### [WORK TO BE COMPLETED]
Find all the lines with "equipment" and gather them.
**********
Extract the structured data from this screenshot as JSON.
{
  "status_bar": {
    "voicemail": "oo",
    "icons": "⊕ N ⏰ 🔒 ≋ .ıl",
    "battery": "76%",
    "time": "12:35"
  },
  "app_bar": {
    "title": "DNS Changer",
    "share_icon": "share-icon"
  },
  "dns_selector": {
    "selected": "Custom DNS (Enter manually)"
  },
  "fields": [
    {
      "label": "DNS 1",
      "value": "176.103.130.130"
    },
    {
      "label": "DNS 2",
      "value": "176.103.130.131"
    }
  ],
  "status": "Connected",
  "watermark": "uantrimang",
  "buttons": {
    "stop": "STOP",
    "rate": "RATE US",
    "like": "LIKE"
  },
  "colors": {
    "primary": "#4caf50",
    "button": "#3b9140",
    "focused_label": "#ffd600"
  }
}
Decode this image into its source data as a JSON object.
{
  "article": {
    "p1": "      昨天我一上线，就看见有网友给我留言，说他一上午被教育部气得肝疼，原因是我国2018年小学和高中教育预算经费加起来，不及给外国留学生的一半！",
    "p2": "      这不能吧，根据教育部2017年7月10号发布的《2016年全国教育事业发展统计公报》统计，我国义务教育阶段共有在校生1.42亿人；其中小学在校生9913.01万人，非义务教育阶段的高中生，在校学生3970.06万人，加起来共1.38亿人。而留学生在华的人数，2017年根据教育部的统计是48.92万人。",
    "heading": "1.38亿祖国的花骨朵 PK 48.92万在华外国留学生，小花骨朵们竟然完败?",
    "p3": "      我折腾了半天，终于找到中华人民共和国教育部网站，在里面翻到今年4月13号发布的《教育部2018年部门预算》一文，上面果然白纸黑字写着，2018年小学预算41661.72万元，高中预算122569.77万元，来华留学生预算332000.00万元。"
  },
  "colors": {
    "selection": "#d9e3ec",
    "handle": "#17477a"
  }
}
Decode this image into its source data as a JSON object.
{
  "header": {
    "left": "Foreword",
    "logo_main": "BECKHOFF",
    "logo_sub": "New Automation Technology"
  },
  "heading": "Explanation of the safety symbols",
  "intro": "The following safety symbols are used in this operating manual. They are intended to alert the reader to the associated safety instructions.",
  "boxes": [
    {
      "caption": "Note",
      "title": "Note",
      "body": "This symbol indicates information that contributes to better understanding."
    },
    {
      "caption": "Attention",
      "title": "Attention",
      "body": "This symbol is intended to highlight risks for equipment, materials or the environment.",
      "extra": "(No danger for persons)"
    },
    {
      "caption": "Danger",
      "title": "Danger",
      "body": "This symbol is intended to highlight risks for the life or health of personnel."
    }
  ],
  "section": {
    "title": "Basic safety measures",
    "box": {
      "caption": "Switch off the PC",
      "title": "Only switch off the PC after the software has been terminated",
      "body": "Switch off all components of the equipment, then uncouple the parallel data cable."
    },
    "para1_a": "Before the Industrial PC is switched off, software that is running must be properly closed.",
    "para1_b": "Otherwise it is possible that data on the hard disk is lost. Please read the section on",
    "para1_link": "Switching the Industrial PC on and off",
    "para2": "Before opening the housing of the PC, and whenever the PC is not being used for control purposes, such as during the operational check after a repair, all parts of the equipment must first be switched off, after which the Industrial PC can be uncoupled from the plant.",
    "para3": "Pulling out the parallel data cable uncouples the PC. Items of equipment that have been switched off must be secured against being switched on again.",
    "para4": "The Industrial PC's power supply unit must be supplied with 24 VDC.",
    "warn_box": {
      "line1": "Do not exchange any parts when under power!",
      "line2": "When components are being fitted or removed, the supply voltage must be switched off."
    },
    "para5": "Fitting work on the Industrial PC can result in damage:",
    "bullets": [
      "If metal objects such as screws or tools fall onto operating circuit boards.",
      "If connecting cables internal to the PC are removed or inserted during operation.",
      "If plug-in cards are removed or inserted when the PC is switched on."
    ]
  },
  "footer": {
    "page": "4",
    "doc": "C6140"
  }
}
**********
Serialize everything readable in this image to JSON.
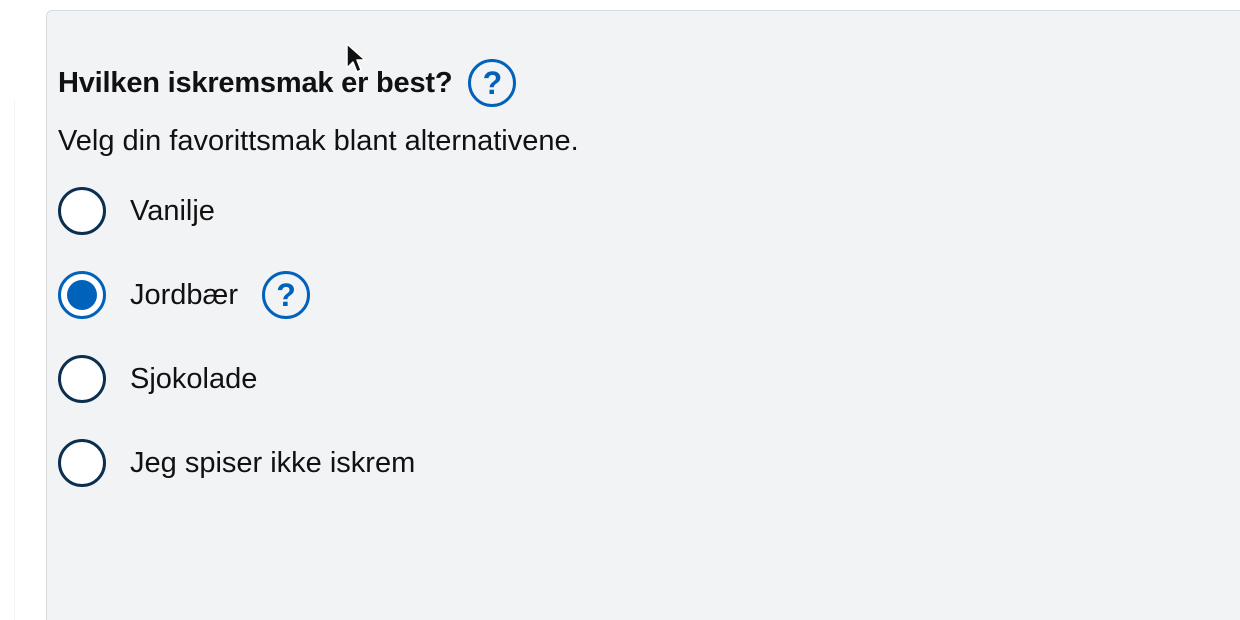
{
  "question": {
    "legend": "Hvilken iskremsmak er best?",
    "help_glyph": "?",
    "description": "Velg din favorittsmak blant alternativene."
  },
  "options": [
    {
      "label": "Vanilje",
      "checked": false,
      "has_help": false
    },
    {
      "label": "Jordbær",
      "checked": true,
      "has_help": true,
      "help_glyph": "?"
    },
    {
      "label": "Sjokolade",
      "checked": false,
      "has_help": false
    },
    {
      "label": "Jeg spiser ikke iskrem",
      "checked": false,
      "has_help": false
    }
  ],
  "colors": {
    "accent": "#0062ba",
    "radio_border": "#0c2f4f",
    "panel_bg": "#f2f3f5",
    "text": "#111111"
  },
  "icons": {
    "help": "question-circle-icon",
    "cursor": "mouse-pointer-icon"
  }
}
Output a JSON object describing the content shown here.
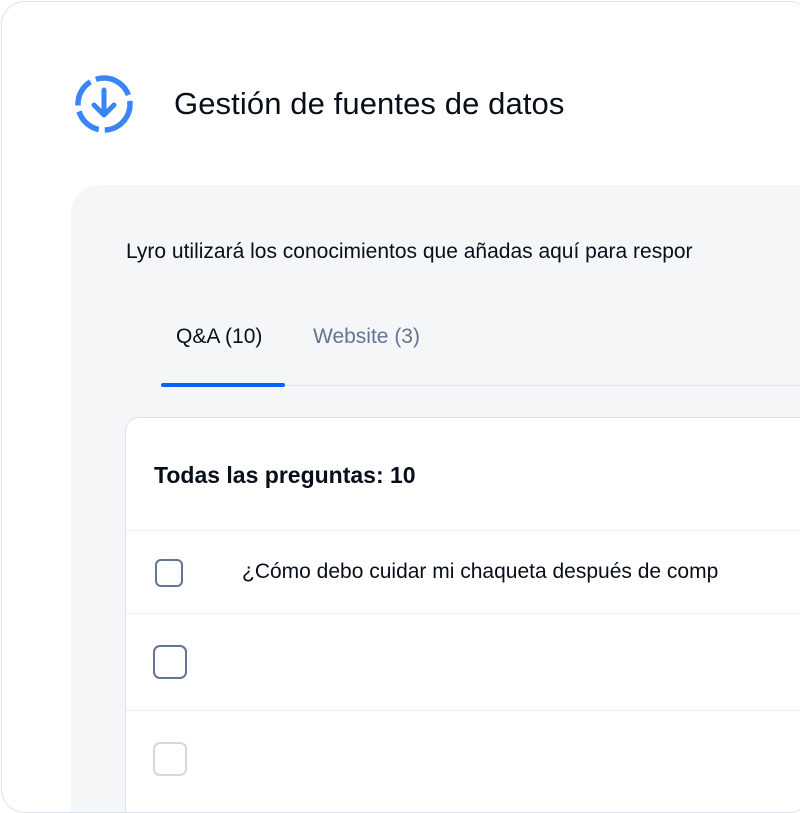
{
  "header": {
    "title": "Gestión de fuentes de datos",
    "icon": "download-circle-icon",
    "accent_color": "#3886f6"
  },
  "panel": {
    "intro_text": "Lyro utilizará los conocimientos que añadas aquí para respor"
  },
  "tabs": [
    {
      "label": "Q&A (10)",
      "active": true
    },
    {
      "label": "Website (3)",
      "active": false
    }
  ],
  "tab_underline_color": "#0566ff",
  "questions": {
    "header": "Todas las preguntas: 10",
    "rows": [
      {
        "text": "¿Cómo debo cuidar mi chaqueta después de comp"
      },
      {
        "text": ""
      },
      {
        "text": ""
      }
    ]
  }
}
**********
### [COMPLETE RESPONSE]
      "body": "This symbol is intended to highlight risks for equipment, materials or the environment.",
      "body": "Switch off all components of the equipment, then uncouple the parallel data cable."
    "para2": "Before opening the housing of the PC, and whenever the PC is not being used for control purposes, such as during the operational check after a repair, all parts of the equipment must first be switched off, after which the Industrial PC can be uncoupled from the plant.",
    "para3": "Pulling out the parallel data cable uncouples the PC. Items of equipment that have been switched off must be secured against being switched on again.",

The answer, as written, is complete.